-- REQUIRED WORK --
Report the number of lines in these entries that contain "Intel". Write only the number.

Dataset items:

------------------------

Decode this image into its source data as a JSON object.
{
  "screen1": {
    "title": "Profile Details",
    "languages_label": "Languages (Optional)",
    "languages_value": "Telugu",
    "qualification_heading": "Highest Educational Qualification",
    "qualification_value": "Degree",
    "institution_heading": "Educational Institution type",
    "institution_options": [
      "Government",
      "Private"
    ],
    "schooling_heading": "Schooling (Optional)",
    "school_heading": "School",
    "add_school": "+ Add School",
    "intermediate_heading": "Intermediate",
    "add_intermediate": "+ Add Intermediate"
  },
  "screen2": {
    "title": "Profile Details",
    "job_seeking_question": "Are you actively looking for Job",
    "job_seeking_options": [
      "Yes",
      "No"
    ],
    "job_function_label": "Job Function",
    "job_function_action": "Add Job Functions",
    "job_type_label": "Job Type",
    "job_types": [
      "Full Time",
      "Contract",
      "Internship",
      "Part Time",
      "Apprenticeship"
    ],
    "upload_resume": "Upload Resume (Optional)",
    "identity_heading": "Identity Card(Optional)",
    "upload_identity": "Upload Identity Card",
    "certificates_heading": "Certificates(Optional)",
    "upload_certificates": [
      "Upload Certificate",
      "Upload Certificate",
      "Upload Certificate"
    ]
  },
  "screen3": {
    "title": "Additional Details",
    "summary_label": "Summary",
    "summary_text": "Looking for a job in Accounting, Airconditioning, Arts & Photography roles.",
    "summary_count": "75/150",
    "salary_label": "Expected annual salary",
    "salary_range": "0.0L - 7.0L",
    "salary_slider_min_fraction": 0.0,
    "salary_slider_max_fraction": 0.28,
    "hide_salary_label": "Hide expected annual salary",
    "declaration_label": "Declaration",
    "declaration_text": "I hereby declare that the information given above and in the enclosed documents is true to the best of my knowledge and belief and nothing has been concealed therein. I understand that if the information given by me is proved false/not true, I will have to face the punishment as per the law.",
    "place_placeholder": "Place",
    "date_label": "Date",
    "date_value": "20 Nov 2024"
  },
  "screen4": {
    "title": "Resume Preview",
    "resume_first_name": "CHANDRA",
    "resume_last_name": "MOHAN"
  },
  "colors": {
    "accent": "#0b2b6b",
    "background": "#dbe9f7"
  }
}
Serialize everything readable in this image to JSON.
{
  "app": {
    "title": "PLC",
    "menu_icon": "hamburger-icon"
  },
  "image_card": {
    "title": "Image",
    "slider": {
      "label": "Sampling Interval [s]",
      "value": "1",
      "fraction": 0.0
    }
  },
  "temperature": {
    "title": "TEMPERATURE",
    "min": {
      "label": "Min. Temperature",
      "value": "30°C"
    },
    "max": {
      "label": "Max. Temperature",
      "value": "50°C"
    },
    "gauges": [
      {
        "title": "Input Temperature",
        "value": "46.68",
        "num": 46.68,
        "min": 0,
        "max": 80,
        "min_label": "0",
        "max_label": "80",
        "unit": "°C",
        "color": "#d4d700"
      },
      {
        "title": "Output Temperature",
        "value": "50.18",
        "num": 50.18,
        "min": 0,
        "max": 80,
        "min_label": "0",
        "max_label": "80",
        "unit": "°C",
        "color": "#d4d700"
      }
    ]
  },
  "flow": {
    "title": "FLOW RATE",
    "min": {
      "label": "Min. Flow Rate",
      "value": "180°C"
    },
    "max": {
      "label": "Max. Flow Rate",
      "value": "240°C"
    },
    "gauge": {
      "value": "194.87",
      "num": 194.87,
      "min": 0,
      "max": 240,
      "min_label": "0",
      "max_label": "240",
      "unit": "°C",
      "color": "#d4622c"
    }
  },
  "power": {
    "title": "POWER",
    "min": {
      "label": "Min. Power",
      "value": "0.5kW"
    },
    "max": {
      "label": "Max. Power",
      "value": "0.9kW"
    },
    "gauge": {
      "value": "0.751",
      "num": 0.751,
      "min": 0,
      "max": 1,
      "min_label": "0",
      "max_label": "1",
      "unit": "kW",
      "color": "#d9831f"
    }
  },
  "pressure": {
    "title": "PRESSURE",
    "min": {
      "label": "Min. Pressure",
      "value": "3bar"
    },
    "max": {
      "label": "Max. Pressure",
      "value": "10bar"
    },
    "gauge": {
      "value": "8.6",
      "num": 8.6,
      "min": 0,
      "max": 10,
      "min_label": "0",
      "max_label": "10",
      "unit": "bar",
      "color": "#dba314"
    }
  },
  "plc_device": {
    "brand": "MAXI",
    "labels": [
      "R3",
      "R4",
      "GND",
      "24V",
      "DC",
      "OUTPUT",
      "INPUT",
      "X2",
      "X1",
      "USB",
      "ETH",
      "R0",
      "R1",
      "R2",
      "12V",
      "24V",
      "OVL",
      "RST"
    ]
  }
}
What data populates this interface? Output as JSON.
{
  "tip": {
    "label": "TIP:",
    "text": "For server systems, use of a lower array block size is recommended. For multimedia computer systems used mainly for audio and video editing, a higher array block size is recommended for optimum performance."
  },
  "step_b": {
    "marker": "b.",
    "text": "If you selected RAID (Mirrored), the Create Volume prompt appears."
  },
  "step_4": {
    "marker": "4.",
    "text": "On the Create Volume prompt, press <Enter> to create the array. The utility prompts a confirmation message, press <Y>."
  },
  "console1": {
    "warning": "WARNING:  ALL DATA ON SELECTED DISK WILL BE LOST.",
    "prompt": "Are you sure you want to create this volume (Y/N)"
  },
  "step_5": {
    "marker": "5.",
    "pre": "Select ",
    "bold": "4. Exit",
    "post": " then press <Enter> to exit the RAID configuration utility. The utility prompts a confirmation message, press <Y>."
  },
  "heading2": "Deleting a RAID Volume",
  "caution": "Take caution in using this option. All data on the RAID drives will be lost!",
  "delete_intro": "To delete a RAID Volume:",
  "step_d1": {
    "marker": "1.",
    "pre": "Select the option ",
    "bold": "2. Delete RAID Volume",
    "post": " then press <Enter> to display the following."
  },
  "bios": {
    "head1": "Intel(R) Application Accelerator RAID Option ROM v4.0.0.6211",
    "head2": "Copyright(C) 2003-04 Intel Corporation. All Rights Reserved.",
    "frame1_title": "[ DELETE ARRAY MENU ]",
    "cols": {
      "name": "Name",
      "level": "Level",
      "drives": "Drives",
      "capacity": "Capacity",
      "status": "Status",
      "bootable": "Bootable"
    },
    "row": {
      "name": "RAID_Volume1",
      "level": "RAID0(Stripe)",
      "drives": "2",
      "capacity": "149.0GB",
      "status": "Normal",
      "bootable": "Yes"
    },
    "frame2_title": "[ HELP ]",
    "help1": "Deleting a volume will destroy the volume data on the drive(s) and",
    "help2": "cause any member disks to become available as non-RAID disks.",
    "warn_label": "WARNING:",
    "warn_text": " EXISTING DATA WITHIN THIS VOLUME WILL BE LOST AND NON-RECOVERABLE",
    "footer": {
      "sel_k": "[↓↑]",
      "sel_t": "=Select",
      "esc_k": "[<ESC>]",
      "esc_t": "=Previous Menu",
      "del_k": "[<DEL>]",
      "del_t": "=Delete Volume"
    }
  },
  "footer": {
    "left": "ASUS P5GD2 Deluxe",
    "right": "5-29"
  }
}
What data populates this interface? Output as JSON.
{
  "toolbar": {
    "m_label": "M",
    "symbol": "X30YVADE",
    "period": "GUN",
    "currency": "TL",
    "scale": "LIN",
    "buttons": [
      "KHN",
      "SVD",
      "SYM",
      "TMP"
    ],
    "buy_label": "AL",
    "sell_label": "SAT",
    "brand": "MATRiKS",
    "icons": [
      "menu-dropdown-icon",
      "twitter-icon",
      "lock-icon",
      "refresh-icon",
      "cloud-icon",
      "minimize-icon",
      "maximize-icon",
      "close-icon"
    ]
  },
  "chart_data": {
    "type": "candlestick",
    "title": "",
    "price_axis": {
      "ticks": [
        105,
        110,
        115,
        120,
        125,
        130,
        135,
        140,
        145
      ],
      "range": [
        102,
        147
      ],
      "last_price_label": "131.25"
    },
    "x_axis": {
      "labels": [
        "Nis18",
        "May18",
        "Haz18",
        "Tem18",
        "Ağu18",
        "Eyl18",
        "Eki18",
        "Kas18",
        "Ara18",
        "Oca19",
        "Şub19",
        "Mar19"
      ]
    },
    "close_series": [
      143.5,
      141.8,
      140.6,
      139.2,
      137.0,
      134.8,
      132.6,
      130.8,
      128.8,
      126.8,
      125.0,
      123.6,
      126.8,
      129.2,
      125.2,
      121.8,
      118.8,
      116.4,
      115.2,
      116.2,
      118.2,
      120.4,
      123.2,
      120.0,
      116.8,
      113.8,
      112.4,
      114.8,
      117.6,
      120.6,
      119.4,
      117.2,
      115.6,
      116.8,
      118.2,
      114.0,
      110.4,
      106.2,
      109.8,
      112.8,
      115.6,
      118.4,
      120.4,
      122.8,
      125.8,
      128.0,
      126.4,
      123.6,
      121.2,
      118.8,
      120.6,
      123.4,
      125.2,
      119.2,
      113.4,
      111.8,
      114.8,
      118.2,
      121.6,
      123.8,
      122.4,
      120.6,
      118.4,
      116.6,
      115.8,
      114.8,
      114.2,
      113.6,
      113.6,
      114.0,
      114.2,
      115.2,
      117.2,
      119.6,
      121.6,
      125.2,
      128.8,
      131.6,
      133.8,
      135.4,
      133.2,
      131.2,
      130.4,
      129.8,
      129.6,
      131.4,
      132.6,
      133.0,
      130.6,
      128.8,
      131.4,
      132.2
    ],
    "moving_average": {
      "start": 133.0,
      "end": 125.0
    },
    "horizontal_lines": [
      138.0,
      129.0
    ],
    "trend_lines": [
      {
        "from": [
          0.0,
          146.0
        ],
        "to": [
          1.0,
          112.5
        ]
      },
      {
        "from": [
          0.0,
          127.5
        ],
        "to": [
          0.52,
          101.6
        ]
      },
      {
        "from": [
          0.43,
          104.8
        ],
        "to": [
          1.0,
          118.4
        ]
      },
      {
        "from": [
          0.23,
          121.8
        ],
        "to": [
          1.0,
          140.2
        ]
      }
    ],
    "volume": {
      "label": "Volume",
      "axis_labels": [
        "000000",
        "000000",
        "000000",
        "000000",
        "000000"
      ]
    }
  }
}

------------------------

-- SOLUTION --
2